Records from a data source
┌────────

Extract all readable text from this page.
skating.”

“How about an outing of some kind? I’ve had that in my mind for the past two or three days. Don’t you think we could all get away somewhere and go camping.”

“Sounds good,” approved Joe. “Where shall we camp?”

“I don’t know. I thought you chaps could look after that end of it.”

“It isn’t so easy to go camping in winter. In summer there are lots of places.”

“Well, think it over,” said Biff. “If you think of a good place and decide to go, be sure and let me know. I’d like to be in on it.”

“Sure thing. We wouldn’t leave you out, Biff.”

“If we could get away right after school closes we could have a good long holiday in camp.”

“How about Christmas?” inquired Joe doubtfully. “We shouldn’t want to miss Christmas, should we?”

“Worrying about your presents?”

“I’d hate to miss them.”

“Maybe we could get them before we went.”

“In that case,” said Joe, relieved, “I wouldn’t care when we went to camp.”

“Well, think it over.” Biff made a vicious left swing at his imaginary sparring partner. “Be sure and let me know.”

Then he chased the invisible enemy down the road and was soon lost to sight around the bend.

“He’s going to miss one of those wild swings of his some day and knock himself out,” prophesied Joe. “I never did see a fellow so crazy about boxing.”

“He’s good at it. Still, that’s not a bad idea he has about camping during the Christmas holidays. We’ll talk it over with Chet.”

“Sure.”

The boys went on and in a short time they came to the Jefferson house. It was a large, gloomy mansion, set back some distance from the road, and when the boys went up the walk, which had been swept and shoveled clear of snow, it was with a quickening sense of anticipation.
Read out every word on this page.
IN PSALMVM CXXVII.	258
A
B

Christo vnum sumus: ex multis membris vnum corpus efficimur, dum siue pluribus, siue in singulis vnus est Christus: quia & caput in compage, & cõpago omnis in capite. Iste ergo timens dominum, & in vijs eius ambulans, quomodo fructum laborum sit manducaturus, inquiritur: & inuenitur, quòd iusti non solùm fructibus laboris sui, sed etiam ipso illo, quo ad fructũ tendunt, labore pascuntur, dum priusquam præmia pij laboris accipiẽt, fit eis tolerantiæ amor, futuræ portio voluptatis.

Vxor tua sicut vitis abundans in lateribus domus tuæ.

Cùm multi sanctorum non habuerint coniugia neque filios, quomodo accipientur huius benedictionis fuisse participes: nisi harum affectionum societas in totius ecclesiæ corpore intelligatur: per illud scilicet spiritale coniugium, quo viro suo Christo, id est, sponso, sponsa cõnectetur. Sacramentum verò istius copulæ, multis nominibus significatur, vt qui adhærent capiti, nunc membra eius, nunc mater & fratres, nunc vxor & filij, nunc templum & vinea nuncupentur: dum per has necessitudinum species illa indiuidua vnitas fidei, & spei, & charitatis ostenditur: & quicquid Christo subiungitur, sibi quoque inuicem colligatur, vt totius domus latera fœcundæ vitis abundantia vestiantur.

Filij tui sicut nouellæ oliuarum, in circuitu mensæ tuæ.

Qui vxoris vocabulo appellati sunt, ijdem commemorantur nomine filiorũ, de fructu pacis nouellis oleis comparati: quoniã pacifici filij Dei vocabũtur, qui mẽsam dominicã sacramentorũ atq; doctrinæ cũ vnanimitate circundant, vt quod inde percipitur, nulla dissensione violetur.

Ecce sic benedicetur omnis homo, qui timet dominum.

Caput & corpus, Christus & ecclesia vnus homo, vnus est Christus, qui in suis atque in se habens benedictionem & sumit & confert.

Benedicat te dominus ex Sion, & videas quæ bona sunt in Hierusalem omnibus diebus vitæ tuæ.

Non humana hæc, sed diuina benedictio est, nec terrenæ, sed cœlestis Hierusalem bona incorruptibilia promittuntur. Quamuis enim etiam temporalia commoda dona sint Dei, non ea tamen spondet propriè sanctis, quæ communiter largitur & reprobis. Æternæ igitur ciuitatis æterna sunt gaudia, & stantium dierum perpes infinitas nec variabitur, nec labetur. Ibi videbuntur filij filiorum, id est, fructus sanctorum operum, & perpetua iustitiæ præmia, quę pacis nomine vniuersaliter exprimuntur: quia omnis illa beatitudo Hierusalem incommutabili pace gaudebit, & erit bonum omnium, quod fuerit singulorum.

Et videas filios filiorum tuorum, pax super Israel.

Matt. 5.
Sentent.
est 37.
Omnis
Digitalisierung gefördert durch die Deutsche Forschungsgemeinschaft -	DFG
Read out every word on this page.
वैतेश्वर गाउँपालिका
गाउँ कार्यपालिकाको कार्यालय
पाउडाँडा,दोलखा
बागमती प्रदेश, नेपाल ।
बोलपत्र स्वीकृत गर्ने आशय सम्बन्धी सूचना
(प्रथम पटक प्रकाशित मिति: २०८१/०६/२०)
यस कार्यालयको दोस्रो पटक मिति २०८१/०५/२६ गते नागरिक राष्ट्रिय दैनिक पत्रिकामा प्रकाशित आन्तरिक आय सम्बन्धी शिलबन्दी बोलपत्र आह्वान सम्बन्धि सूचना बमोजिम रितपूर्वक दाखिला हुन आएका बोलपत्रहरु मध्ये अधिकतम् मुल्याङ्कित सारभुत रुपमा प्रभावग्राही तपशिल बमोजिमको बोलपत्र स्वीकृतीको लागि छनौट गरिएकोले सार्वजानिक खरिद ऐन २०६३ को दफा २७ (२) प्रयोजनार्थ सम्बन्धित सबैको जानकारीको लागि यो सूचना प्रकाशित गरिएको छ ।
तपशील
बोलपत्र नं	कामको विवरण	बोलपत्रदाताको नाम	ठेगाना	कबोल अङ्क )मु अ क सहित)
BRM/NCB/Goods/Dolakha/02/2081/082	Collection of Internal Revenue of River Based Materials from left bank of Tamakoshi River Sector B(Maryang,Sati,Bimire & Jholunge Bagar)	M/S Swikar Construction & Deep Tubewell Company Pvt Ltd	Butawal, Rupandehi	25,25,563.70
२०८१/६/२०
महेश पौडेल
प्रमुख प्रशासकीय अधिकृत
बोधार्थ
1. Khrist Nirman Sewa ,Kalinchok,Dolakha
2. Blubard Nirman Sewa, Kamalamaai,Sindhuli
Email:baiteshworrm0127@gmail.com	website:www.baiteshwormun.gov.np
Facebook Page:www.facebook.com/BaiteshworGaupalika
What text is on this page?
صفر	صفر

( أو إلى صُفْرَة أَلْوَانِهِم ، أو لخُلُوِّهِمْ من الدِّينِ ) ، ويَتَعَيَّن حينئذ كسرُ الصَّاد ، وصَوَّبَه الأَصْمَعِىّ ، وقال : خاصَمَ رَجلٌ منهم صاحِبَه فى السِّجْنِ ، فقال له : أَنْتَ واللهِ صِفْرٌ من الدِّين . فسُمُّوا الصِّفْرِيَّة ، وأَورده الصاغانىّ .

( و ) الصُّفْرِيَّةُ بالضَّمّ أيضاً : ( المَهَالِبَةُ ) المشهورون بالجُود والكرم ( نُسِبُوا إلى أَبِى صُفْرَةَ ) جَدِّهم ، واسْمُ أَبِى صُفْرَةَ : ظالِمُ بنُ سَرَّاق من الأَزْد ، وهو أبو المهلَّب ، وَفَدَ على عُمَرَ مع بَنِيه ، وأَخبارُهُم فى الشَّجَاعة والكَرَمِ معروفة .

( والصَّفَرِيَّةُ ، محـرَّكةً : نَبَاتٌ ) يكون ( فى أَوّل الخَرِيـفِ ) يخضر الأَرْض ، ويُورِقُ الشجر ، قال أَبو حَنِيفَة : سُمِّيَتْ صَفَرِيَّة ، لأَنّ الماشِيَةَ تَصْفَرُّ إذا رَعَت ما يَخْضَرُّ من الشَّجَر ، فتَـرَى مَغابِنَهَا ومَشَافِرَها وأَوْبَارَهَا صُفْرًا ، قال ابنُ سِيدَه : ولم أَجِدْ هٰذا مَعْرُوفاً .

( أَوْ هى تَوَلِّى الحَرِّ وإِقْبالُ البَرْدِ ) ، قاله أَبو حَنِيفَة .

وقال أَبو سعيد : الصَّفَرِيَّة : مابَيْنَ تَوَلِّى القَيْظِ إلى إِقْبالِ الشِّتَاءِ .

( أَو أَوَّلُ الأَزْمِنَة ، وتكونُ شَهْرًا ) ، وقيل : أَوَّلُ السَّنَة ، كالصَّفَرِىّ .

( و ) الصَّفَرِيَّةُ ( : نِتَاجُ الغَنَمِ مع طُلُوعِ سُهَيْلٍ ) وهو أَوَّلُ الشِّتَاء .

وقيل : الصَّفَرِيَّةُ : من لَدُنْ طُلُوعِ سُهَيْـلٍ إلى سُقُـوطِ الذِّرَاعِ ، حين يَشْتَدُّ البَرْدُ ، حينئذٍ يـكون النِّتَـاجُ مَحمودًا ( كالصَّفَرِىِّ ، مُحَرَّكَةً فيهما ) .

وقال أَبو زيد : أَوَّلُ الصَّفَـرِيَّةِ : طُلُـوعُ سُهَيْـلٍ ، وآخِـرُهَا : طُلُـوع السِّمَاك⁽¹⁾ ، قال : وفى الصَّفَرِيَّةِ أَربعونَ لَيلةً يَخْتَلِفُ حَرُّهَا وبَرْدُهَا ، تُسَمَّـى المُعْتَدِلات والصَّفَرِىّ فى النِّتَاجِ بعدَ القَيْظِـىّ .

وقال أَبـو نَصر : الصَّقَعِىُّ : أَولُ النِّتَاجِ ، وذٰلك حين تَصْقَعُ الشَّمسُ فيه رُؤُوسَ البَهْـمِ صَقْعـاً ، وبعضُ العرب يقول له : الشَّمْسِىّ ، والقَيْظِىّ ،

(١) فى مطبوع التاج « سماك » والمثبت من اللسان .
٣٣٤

└────────

What to work on
From the material, report only how many lines include the word "Christmas".

Worked answer
2